§ **Short exercise**
Output every entry exactly as written.

--- --- ---

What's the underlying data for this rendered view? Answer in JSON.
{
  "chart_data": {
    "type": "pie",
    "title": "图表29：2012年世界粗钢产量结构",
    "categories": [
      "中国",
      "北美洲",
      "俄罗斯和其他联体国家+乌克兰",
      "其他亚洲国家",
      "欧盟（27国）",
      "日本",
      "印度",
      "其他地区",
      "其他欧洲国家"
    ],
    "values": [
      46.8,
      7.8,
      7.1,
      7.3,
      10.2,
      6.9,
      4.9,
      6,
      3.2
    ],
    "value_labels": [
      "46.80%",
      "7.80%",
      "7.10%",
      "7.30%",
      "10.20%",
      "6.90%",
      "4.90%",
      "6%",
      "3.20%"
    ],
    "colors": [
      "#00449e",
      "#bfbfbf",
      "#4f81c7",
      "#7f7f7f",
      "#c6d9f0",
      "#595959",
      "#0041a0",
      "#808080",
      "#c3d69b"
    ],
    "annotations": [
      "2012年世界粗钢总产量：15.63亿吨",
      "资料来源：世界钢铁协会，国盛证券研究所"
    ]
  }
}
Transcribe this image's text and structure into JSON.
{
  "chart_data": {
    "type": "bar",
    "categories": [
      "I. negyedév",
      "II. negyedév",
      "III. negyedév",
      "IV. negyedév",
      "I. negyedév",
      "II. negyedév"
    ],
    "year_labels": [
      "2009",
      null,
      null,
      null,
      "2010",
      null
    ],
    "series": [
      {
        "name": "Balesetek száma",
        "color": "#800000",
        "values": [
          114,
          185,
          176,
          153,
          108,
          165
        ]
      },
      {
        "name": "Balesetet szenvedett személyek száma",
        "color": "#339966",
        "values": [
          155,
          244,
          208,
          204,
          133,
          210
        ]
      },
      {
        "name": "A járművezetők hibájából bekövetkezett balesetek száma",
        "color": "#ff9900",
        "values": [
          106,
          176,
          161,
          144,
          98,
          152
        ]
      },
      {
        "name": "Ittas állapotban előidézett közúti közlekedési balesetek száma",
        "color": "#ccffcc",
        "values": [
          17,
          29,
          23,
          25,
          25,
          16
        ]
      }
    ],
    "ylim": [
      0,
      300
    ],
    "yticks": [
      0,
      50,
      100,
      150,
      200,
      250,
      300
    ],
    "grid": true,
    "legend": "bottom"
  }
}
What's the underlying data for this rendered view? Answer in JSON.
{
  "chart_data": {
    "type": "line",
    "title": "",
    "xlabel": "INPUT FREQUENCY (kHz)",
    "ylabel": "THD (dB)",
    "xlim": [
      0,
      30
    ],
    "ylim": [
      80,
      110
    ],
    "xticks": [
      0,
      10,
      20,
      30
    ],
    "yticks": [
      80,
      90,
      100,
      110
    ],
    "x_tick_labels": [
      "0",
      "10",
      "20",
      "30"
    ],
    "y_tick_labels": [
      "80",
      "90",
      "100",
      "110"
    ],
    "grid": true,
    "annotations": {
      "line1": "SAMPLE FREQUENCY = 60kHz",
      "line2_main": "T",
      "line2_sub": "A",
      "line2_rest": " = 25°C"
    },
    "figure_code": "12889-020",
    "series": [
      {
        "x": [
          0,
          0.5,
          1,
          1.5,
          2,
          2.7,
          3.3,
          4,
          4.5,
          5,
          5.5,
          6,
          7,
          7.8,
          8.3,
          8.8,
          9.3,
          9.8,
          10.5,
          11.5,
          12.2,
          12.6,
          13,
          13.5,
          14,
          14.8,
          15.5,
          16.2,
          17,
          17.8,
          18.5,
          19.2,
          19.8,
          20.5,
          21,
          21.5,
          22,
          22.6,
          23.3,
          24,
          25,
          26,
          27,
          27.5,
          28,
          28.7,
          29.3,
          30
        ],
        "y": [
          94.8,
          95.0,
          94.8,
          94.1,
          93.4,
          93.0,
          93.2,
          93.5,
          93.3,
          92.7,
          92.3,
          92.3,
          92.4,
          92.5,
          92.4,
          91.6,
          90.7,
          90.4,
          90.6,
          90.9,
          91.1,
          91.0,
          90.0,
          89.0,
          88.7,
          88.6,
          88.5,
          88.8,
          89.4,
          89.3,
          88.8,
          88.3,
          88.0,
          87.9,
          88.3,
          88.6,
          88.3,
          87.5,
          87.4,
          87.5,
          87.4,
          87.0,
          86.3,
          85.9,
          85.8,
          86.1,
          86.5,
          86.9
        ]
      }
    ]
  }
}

--- --- ---

§ **Correct answer**
What's the underlying data for this rendered view? Answer in JSON.
{
  "chart_data": {
    "type": "pie",
    "title": "图表29：2012年世界粗钢产量结构",
    "categories": [
      "中国",
      "北美洲",
      "俄罗斯和其他联体国家+乌克兰",
      "其他亚洲国家",
      "欧盟（27国）",
      "日本",
      "印度",
      "其他地区",
      "其他欧洲国家"
    ],
    "values": [
      46.8,
      7.8,
      7.1,
      7.3,
      10.2,
      6.9,
      4.9,
      6,
      3.2
    ],
    "value_labels": [
      "46.80%",
      "7.80%",
      "7.10%",
      "7.30%",
      "10.20%",
      "6.90%",
      "4.90%",
      "6%",
      "3.20%"
    ],
    "colors": [
      "#00449e",
      "#bfbfbf",
      "#4f81c7",
      "#7f7f7f",
      "#c6d9f0",
      "#595959",
      "#0041a0",
      "#808080",
      "#c3d69b"
    ],
    "annotations": [
      "2012年世界粗钢总产量：15.63亿吨",
      "资料来源：世界钢铁协会，国盛证券研究所"
    ]
  }
}
Transcribe this image's text and structure into JSON.
{
  "chart_data": {
    "type": "bar",
    "categories": [
      "I. negyedév",
      "II. negyedév",
      "III. negyedév",
      "IV. negyedév",
      "I. negyedév",
      "II. negyedév"
    ],
    "year_labels": [
      "2009",
      null,
      null,
      null,
      "2010",
      null
    ],
    "series": [
      {
        "name": "Balesetek száma",
        "color": "#800000",
        "values": [
          114,
          185,
          176,
          153,
          108,
          165
        ]
      },
      {
        "name": "Balesetet szenvedett személyek száma",
        "color": "#339966",
        "values": [
          155,
          244,
          208,
          204,
          133,
          210
        ]
      },
      {
        "name": "A járművezetők hibájából bekövetkezett balesetek száma",
        "color": "#ff9900",
        "values": [
          106,
          176,
          161,
          144,
          98,
          152
        ]
      },
      {
        "name": "Ittas állapotban előidézett közúti közlekedési balesetek száma",
        "color": "#ccffcc",
        "values": [
          17,
          29,
          23,
          25,
          25,
          16
        ]
      }
    ],
    "ylim": [
      0,
      300
    ],
    "yticks": [
      0,
      50,
      100,
      150,
      200,
      250,
      300
    ],
    "grid": true,
    "legend": "bottom"
  }
}
What's the underlying data for this rendered view? Answer in JSON.
{
  "chart_data": {
    "type": "line",
    "title": "",
    "xlabel": "INPUT FREQUENCY (kHz)",
    "ylabel": "THD (dB)",
    "xlim": [
      0,
      30
    ],
    "ylim": [
      80,
      110
    ],
    "xticks": [
      0,
      10,
      20,
      30
    ],
    "yticks": [
      80,
      90,
      100,
      110
    ],
    "x_tick_labels": [
      "0",
      "10",
      "20",
      "30"
    ],
    "y_tick_labels": [
      "80",
      "90",
      "100",
      "110"
    ],
    "grid": true,
    "annotations": {
      "line1": "SAMPLE FREQUENCY = 60kHz",
      "line2_main": "T",
      "line2_sub": "A",
      "line2_rest": " = 25°C"
    },
    "figure_code": "12889-020",
    "series": [
      {
        "x": [
          0,
          0.5,
          1,
          1.5,
          2,
          2.7,
          3.3,
          4,
          4.5,
          5,
          5.5,
          6,
          7,
          7.8,
          8.3,
          8.8,
          9.3,
          9.8,
          10.5,
          11.5,
          12.2,
          12.6,
          13,
          13.5,
          14,
          14.8,
          15.5,
          16.2,
          17,
          17.8,
          18.5,
          19.2,
          19.8,
          20.5,
          21,
          21.5,
          22,
          22.6,
          23.3,
          24,
          25,
          26,
          27,
          27.5,
          28,
          28.7,
          29.3,
          30
        ],
        "y": [
          94.8,
          95.0,
          94.8,
          94.1,
          93.4,
          93.0,
          93.2,
          93.5,
          93.3,
          92.7,
          92.3,
          92.3,
          92.4,
          92.5,
          92.4,
          91.6,
          90.7,
          90.4,
          90.6,
          90.9,
          91.1,
          91.0,
          90.0,
          89.0,
          88.7,
          88.6,
          88.5,
          88.8,
          89.4,
          89.3,
          88.8,
          88.3,
          88.0,
          87.9,
          88.3,
          88.6,
          88.3,
          87.5,
          87.4,
          87.5,
          87.4,
          87.0,
          86.3,
          85.9,
          85.8,
          86.1,
          86.5,
          86.9
        ]
      }
    ]
  }
}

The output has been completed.